De la manipulación política para incrementar los beneficios económicos nos detuvimos hace años cuando analizamos la corrupción legal, sobre todo en potencias hegemónicas como Estados Unidos, por la cual las corporaciones evaden impuestos en los paraísos fiscales, presionan a países pobres a través de los bancos mundiales y de sus propias inversiones volátiles (“hot money”) por la cual determinan las “políticas correctas” de desregulación, desprotección de trabajadores y destrucción de la soberanía de los países a través de tratados de “libre mercado”―aparte de escribir casi a su antojo las leyes en los países centrales, imperiales o como quieran llamarlos.
A través del control político de los gobiernos, de los parlamentos y hasta del sistema judicial, el gremio del Uno Porciento controla las instituciones capitalistas e imperiales como el ejército de Estados Unidos, los bancos nacionales e internacionales como el FMI, el Banco Mundial y la Organización Mundial del Comercio establecen leyes que se aplican según el poder económico y militar de cada país. Gobiernos como el de Washington, administran la divisa global y su fuerza militar para continuar y acelerar la transmisión de riqueza de las clases trabajadoras hacia el Club del Uno.
Un ejemplo más es la dinámica impuestos-bonos del Tesoro. En los últimos cien años, las organizaciones populares como los gremios de trabajadores han sido demonizados por los grandes medios (caso de William R. Hearst a principios del siglo XX, entre otros) hasta desmovilizarlos y casi anularlos. Este proceso, que a partir de los 80 produjo un crecimiento de la diferencia entre producción y salarios, y un distanciamiento entre el Club del Uno y el resto de la población, se aceleró con el aumento del déficit del gobierno de Estados Unidos.
Los gastos de las guerras siempre fueron a las arcas de El Uno. Para eso están. También los sacralizados “recortes de impuestos para estimular la economía”. En 2017, por ejemplo, el gobierno de Donald Trump aprobó un recorte de impuestos para los ultra millonarios por billones de dólares, mientras sus votantes y los votantes del partido Demócrata estaban distraídos en una disputa sobre racismo, el patriotismo y el peligro de los inmigrantes pobres de América Central. Este recorte para estimular la economía, como muchos otros, no tuvo ningún efecto en la economía, pero todos los estudios posteriores confirmaron lo más obvio: el único efecto, aparte de crear un abismo en el déficit público, fue que quienes menos necesitaban de una ayuda del Estado incrementaron sus fortunas de forma notable.
Es decir, a más capitales acumulados, más poder político y mediático de El Uno y, consecuentemente, más conflictos entre los de abajo: blancos pobres contra negros, negros contra indios, indios contra mujeres, mujeres contra inmigrantes, inmigrantes legales contra inmigrantes ilegales, jóvenes contra viejos, viejos contra chinos, destra contra sinistra… Bueno, así es como ha funcionado desde siempre y en casi todos los países.

**Anotaciones de cuadros delimitadores:**
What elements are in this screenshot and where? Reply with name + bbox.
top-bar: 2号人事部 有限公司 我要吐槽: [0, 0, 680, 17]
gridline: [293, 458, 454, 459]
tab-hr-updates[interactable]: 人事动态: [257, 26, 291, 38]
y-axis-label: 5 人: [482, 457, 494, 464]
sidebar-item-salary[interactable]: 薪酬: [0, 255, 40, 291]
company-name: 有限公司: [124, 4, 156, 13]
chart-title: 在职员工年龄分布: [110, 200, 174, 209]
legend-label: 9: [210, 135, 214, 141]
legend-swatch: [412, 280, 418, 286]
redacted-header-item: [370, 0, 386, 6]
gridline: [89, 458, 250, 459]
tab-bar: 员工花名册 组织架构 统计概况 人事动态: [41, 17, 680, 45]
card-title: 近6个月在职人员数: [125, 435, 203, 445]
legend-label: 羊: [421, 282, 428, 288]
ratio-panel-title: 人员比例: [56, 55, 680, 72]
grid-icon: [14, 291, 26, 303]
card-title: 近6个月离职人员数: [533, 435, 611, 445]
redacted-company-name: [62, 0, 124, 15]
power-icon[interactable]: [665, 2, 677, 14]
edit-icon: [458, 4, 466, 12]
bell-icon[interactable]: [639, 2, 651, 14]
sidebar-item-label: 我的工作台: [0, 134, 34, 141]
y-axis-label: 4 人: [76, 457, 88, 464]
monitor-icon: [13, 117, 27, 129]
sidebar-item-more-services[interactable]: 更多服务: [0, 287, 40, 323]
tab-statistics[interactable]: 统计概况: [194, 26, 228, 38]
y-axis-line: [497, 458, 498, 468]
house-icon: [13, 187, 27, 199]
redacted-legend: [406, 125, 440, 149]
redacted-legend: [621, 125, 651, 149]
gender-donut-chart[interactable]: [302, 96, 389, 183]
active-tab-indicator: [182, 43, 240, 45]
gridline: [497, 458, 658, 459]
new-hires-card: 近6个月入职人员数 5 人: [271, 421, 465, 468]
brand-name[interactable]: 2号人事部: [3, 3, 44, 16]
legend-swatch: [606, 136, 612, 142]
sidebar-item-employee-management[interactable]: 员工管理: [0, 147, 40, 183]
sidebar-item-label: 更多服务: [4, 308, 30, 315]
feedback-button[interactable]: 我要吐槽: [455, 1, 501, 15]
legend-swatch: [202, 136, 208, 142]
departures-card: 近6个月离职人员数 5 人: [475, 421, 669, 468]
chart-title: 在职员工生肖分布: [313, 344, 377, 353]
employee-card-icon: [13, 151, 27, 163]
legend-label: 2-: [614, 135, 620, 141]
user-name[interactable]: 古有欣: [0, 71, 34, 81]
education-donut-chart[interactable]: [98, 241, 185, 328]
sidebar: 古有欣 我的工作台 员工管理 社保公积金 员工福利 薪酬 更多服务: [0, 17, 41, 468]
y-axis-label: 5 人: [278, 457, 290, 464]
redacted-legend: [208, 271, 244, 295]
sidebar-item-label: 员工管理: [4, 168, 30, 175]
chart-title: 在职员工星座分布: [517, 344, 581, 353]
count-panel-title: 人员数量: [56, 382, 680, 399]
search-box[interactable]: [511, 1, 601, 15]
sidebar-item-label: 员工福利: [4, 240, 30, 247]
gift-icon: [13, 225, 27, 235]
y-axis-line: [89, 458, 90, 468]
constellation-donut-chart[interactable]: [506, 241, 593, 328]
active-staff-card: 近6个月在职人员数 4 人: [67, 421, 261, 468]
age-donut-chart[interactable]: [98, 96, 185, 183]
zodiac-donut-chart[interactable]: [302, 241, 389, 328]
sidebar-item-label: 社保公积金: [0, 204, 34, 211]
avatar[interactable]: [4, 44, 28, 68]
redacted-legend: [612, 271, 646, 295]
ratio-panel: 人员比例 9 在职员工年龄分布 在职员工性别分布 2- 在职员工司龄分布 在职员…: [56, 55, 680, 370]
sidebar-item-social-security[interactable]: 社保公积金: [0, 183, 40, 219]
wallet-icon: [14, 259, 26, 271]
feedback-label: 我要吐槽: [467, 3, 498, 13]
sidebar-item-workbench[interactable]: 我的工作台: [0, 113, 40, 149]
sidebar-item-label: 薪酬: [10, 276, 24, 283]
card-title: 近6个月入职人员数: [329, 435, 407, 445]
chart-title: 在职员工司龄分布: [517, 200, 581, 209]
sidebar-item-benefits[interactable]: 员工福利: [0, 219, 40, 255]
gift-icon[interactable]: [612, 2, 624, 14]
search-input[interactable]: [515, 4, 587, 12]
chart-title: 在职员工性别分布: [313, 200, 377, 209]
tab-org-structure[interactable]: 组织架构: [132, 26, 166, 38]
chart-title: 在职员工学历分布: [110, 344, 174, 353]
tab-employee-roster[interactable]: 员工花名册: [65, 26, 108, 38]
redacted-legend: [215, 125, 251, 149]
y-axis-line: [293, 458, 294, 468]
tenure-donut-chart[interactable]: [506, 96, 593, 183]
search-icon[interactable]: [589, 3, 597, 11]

**Objetivo de la tarea:** Por favor, escribe cómo sigue el texto sobre el poder económico y político del Club del Uno, empezando justo después de su última oración.

**Resultado del ejercicio:**
Ahora ¿cómo hace un gobierno para cerrar la brecha entre gastos e ingresos? Una solución es imprimir dinero. Los países del Sur Global no pueden hacerlo, porque producen hiperinflación casi inmediatamente. Washington tiene un margen mucho mayor, porque el dinero que imprime está distribuido por cada rincón del planeta y sus efectos inflacionarios también. Claro que todo tiene un límite. Así que para no imprimir tantos cientos de miles de millones por año la otra opción es emitir “Treasury securities”, títulos, notas y bonos del Tesoro, dependiendo del tiempo de maduración de cada uno.
Se llaman seguros porque se asume que el Departamento del Tesoro de Estados Unidos siempre tendrá capacidad de pago―es decir, capacidad de imprimir cada vez que está al borde del default. Otra razón para entender los peligros que acarrea la dolarización de las economía de los países vampirizados por el BM y el FMI, otros dos instrumentos imperialistas de Washington que les exige e impone a las neocolonias una responsabilidad fiscal que Washington nunca, jamás ha practicado.
¿Quienes compran estos bonos?
Los millonarios y las corporaciones ultra millonarias. No los trabajadores. ¿Alguien conoce un compañero de trabajo que ha decidido poner, por decisión propia, sus ahorros en bonos del tesoro de Estados Unidos o de sus propios países? No es algo imposible ni está prohibido por ninguna ley, pero en la práctica son rarezas. Los trabajadores pagan impuestos. Es decir, cuando un trabajador asalariado o el dueño de un pequeño negocio, sea una pizzería o una fábrica de baldosas paga sus impuestos, le está entregando el cien por ciento de ese dinero al Estado. Si recibe algo a cambio será de una forma muy indirecta y a través de un servicio público que no es de su propiedad.
Diferente, cuando un capitalista o sus corporaciones compran notas o bonos del Tesoro, lo que están haciendo es prestarle al Estado el dinero que no han pagado en impuestos. Los bonos suelen ser de varios tipos; unos maduran en un año, otros, en quince o en treinta años. En cualquier caso, el prestamista del gobierno no sólo se asegura que su capital estará bien guardado, sino que recibirá el cien por ciento de regreso más intereses. Estos bonos en realidad son deuda del Estado, la que, llegado el momento de honrar sus compromisos con los inversores, deberán pasarla a los trabajadores en forma de impuestos o de reducción de servicios básicos como salud y educación. Todo en nombre del sinceramiento y la responsabilidad fiscal, “como la de cualquier hogar decente”.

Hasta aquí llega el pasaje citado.